◆ Records for this task
%%

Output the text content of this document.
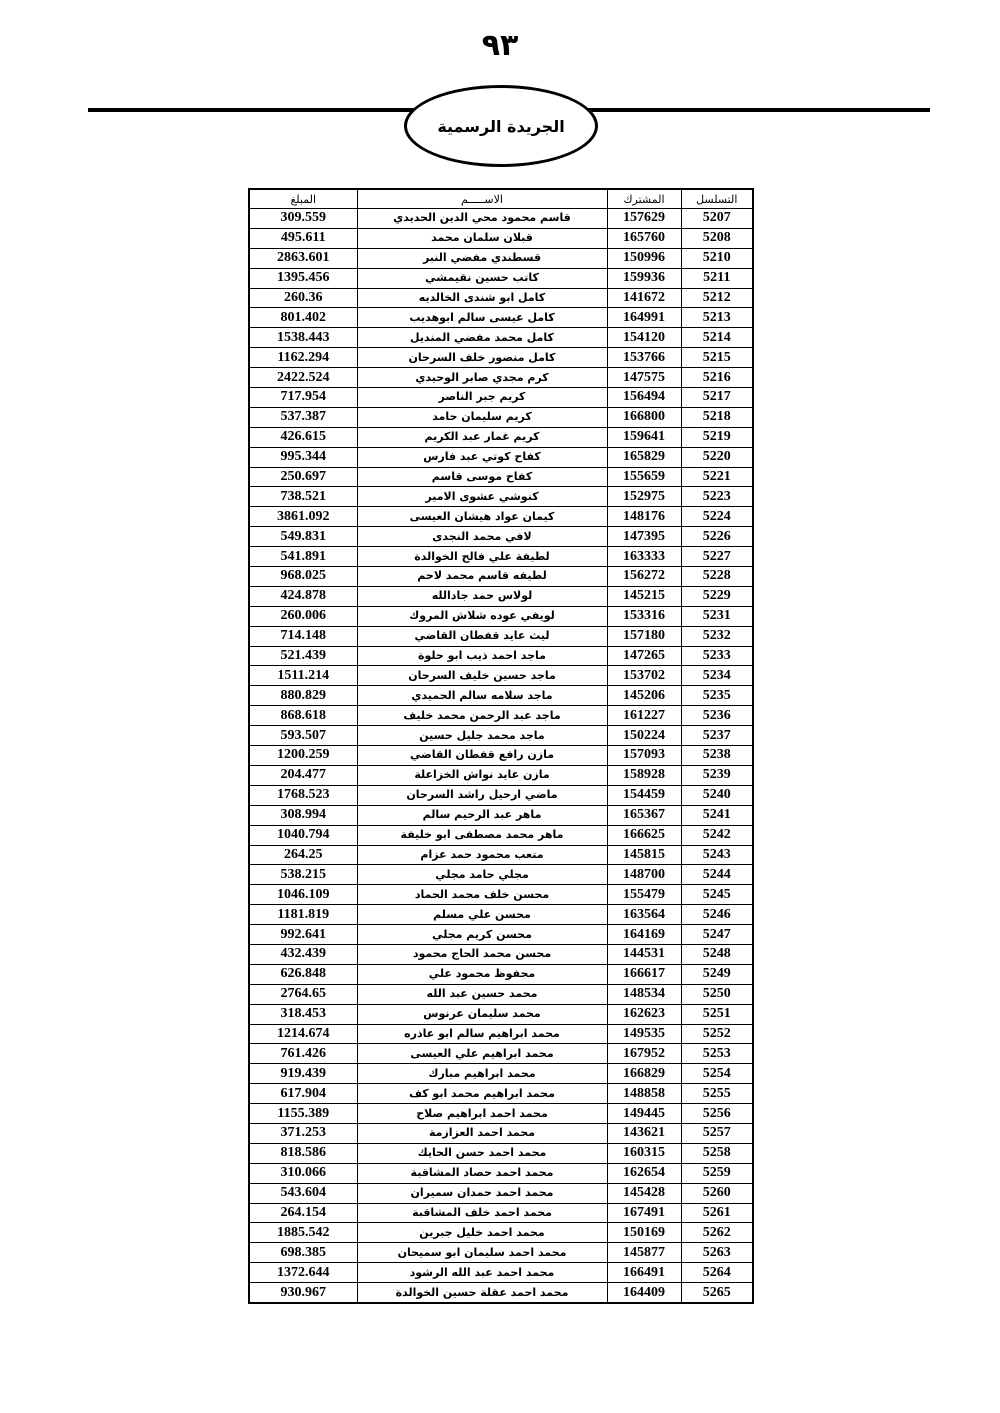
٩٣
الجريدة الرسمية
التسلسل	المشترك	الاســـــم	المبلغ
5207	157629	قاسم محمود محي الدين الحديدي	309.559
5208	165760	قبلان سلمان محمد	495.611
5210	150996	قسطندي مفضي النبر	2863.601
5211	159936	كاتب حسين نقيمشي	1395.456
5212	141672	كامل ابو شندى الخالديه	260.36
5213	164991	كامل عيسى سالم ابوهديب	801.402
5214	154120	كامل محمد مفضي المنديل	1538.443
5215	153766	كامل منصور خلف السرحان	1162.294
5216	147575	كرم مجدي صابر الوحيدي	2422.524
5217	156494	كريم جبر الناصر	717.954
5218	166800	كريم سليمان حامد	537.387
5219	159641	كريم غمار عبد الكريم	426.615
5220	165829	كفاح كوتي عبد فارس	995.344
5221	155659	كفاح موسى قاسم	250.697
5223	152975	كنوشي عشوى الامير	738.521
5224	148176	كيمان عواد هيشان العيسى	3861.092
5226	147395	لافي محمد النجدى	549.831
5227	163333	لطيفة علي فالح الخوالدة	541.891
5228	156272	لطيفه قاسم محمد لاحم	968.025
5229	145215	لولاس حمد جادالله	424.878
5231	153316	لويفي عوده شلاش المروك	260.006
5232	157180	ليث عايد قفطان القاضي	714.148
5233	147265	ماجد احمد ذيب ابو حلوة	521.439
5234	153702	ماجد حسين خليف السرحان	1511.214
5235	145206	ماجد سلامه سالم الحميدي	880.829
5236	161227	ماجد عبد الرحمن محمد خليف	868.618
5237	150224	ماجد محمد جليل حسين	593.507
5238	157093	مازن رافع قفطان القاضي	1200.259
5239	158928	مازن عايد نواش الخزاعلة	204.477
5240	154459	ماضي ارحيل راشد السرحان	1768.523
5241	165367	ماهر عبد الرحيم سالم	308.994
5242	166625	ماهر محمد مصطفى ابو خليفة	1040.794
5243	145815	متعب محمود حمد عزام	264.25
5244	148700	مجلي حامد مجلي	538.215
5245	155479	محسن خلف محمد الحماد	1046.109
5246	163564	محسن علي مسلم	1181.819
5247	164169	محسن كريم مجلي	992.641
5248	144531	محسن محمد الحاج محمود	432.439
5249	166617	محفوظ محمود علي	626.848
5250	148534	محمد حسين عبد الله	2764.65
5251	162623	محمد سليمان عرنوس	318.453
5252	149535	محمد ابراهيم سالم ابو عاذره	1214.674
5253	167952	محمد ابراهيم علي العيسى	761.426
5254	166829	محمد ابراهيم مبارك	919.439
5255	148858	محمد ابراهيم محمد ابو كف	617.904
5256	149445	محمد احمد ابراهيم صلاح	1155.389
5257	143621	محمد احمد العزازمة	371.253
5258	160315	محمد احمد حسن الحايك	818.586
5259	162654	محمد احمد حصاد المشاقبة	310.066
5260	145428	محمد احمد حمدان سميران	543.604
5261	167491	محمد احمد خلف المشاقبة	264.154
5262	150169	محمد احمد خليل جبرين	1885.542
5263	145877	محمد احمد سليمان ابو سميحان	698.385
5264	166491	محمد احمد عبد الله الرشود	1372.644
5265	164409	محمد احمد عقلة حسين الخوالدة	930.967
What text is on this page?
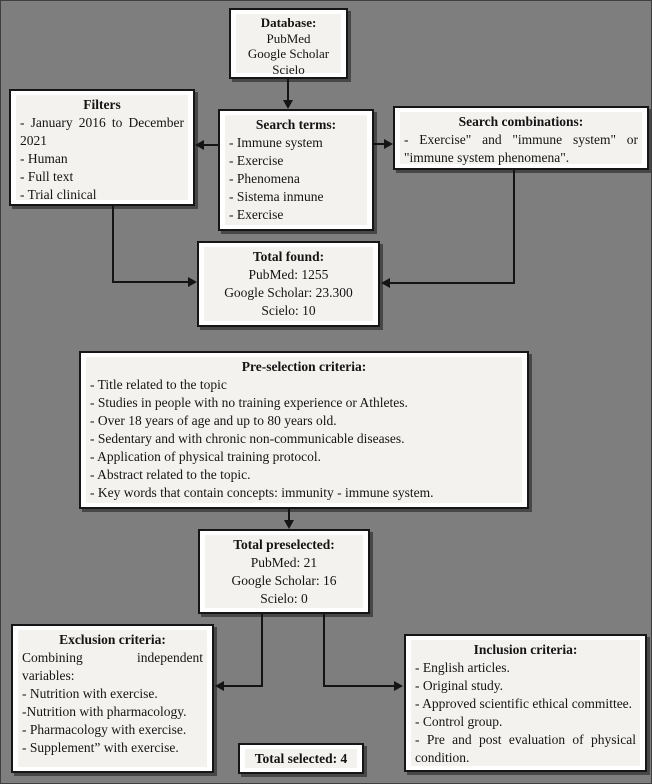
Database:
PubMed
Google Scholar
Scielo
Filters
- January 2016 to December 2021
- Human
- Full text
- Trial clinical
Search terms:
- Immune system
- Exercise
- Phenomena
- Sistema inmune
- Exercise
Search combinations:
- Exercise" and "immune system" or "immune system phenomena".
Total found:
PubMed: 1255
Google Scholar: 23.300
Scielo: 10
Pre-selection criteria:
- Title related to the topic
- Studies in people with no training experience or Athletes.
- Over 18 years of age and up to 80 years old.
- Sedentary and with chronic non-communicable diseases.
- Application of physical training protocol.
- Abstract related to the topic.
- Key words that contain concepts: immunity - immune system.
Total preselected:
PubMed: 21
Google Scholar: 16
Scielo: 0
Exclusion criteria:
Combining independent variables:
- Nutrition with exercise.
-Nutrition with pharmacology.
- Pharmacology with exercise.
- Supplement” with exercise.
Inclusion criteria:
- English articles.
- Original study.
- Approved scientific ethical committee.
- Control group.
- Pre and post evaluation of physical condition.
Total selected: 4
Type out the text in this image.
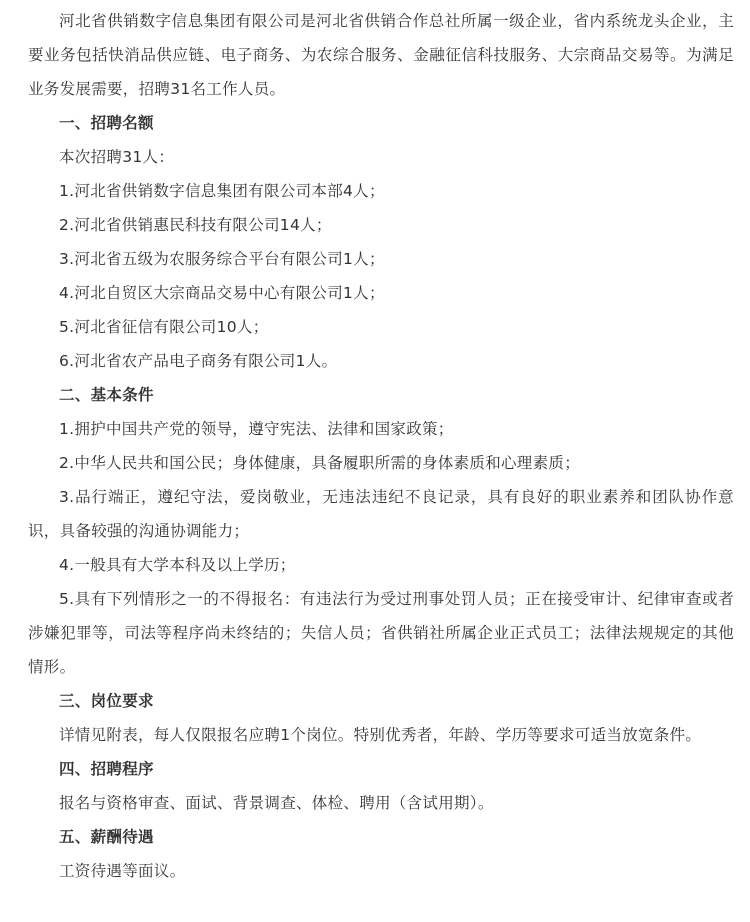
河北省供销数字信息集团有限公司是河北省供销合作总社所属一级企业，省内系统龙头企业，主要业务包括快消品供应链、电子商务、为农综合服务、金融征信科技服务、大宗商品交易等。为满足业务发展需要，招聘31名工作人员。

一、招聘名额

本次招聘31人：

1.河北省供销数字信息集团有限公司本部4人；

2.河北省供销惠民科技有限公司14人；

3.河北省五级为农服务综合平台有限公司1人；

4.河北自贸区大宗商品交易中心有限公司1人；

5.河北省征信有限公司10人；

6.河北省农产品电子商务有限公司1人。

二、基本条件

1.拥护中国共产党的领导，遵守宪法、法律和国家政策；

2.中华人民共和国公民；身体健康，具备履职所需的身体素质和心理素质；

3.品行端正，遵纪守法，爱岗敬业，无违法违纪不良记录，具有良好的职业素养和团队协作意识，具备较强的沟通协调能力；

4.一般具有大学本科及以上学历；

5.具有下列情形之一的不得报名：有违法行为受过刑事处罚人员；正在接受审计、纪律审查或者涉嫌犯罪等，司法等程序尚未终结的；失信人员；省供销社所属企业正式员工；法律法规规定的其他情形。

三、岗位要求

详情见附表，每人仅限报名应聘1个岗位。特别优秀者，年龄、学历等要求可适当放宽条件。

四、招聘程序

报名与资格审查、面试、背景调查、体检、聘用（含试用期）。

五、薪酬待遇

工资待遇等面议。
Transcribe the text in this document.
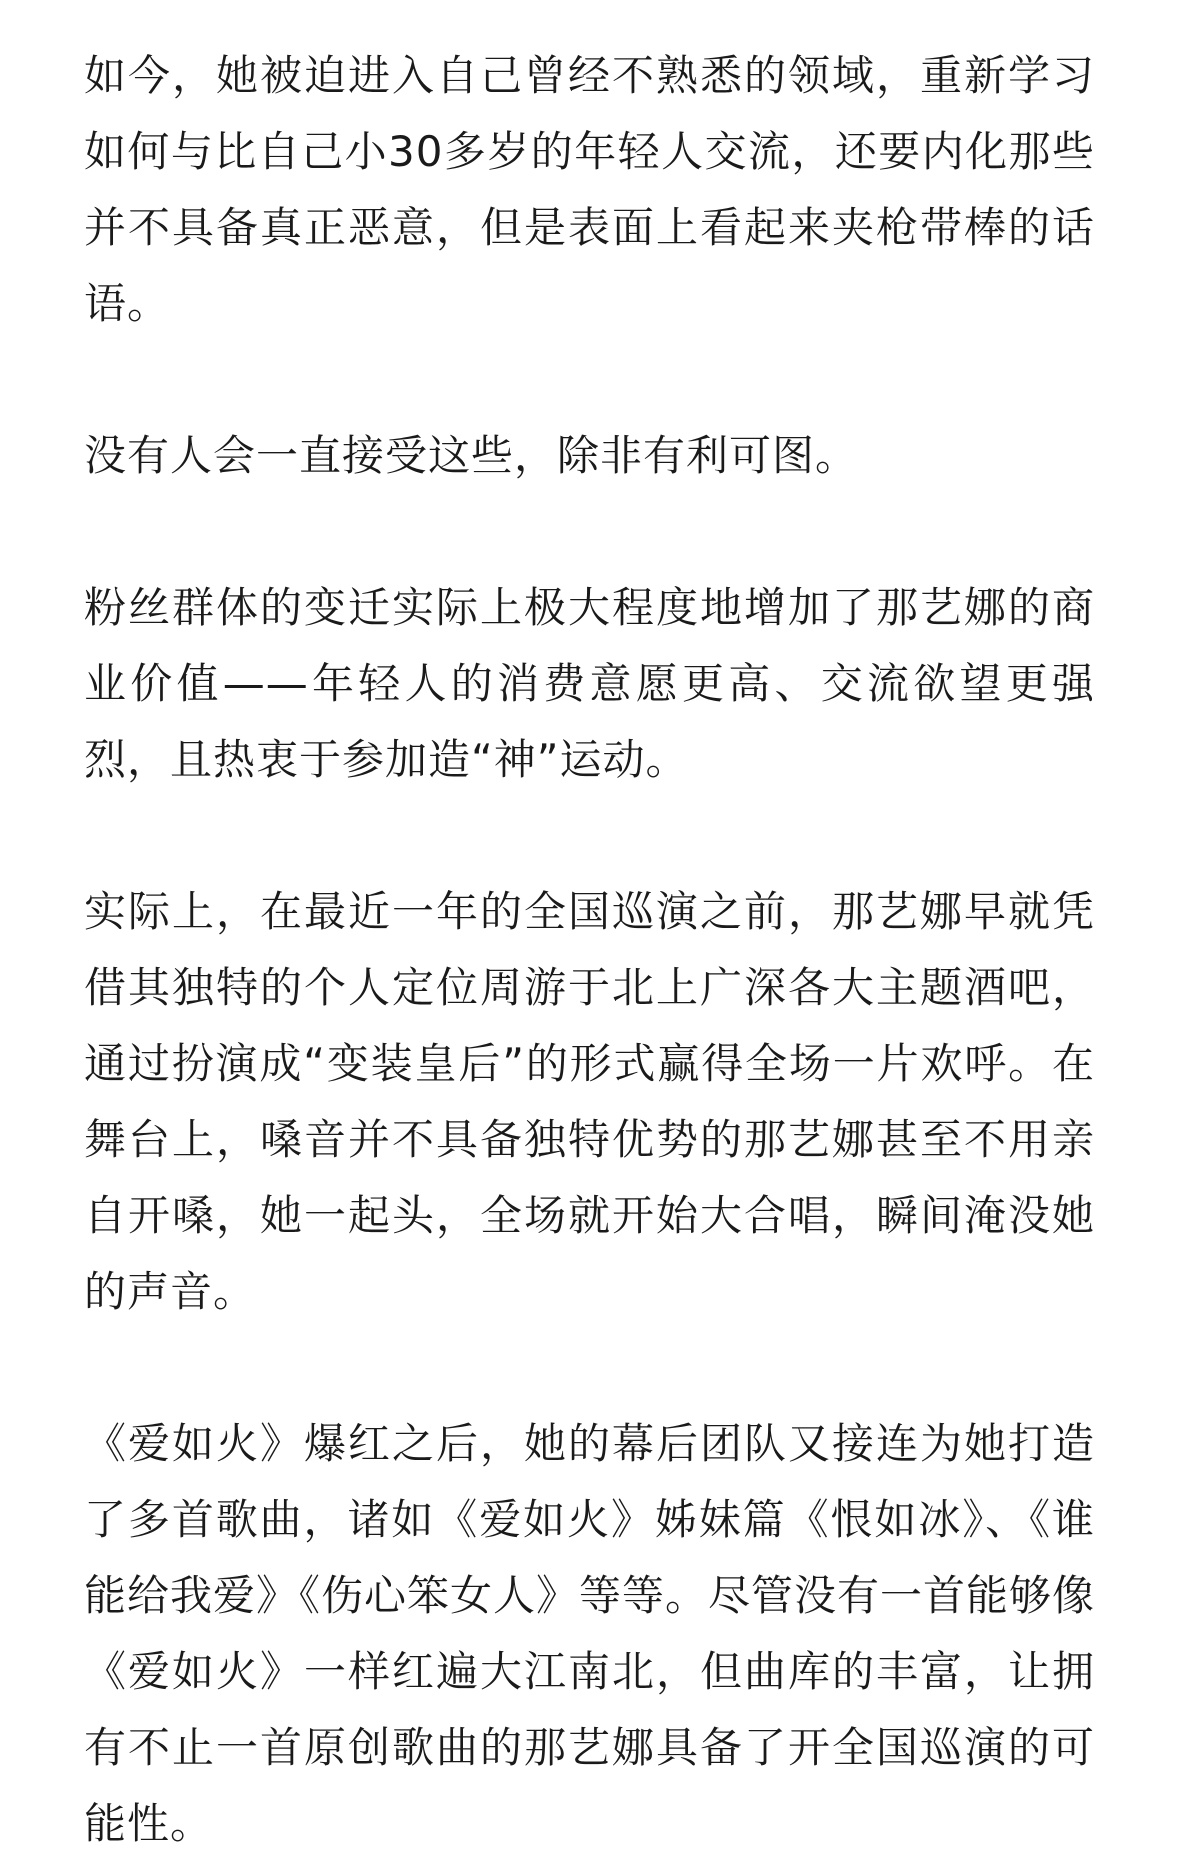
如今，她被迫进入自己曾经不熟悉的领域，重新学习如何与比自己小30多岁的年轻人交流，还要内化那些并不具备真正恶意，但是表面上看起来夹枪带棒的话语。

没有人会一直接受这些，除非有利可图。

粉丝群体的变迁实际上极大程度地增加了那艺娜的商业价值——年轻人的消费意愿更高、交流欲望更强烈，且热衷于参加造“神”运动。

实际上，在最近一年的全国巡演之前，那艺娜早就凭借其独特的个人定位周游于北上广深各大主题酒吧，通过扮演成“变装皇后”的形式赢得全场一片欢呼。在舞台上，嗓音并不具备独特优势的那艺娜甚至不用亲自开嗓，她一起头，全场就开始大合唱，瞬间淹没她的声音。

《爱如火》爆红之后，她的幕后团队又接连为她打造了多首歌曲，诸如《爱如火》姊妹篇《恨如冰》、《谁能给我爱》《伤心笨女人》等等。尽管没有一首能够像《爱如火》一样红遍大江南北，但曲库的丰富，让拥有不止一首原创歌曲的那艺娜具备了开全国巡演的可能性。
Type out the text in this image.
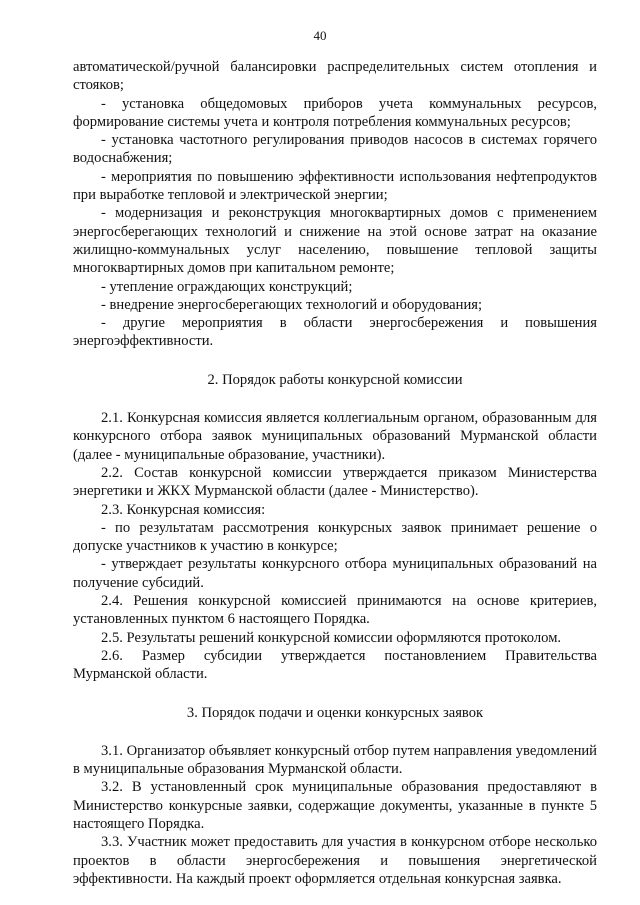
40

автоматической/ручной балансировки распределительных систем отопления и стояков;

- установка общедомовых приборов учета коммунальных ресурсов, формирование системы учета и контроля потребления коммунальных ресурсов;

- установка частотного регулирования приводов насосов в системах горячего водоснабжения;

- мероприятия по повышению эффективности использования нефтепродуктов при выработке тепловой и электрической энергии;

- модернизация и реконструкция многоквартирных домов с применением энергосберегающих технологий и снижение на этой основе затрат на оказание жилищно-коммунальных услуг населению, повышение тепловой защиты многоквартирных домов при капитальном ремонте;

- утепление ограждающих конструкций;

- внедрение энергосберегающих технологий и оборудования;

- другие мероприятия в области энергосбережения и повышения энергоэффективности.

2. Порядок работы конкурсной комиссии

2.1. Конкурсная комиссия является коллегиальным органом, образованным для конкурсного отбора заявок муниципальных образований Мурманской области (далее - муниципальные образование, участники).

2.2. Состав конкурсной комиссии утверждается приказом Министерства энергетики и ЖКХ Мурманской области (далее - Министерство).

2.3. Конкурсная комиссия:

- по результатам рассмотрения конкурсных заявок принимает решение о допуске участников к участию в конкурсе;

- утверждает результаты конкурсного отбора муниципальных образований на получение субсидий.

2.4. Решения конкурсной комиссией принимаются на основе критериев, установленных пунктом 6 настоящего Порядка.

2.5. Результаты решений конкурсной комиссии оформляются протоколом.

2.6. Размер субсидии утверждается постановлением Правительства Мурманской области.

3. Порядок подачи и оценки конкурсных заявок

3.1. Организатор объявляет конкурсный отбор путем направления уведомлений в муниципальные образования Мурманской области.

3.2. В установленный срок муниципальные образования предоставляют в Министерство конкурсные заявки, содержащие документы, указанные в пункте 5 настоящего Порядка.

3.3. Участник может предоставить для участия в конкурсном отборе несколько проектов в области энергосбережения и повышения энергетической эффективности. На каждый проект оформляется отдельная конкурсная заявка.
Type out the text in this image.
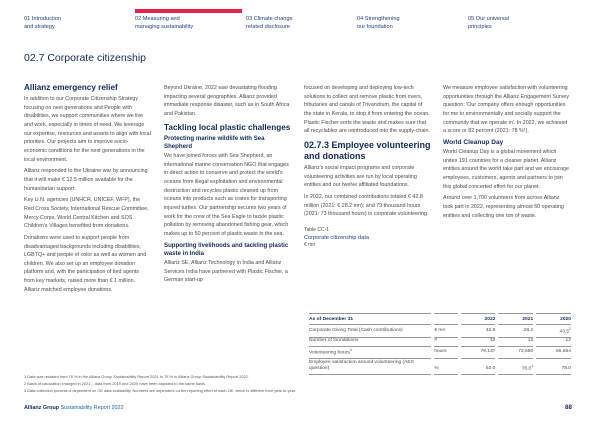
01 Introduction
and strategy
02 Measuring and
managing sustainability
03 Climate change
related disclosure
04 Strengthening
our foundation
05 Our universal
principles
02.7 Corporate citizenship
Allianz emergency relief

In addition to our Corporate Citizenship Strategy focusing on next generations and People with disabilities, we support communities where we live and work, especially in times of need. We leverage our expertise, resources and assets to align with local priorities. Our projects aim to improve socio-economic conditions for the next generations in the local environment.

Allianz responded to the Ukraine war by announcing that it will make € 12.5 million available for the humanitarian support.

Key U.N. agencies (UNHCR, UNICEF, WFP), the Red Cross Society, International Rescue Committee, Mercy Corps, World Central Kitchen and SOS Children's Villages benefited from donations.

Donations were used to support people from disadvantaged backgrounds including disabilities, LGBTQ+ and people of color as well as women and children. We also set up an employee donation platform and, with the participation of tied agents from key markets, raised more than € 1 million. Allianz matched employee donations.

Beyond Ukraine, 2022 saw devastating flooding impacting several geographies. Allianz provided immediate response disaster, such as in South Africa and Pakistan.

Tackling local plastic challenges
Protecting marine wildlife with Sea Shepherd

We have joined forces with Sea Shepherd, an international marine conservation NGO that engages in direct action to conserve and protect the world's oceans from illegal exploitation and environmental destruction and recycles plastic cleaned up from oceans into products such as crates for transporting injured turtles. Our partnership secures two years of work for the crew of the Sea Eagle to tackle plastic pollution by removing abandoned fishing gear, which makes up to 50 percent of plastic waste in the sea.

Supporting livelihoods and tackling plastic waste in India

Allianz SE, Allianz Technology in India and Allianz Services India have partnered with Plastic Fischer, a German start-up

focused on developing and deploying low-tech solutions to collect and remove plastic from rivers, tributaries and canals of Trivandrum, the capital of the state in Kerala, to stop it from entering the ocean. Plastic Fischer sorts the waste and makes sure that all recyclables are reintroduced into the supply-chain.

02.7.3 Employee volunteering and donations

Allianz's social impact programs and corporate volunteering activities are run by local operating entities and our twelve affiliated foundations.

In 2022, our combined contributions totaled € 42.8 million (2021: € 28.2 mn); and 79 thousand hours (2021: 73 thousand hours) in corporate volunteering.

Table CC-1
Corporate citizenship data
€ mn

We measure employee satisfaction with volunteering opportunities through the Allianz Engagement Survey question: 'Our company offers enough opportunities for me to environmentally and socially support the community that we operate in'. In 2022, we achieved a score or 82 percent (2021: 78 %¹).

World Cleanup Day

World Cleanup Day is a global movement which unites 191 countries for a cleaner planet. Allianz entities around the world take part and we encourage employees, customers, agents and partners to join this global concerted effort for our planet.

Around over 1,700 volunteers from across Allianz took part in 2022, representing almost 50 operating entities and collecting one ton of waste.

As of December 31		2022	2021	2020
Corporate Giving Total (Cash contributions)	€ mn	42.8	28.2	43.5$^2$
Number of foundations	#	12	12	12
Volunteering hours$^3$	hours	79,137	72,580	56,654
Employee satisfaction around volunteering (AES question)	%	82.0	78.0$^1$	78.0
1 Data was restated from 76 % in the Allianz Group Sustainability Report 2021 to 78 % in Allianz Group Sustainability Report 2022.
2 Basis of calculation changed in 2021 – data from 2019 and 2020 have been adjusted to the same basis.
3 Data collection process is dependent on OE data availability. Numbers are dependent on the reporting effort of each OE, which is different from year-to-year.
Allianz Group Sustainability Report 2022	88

%%

◆ What is required
Report all lines of the data that include the word "ابراهيم".

◆ Response to this exercise
5252	149535	محمد ابراهيم سالم ابو عاذره	1214.674
5253	167952	محمد ابراهيم علي العيسى	761.426
5254	166829	محمد ابراهيم مبارك	919.439
5255	148858	محمد ابراهيم محمد ابو كف	617.904
5256	149445	محمد احمد ابراهيم صلاح	1155.389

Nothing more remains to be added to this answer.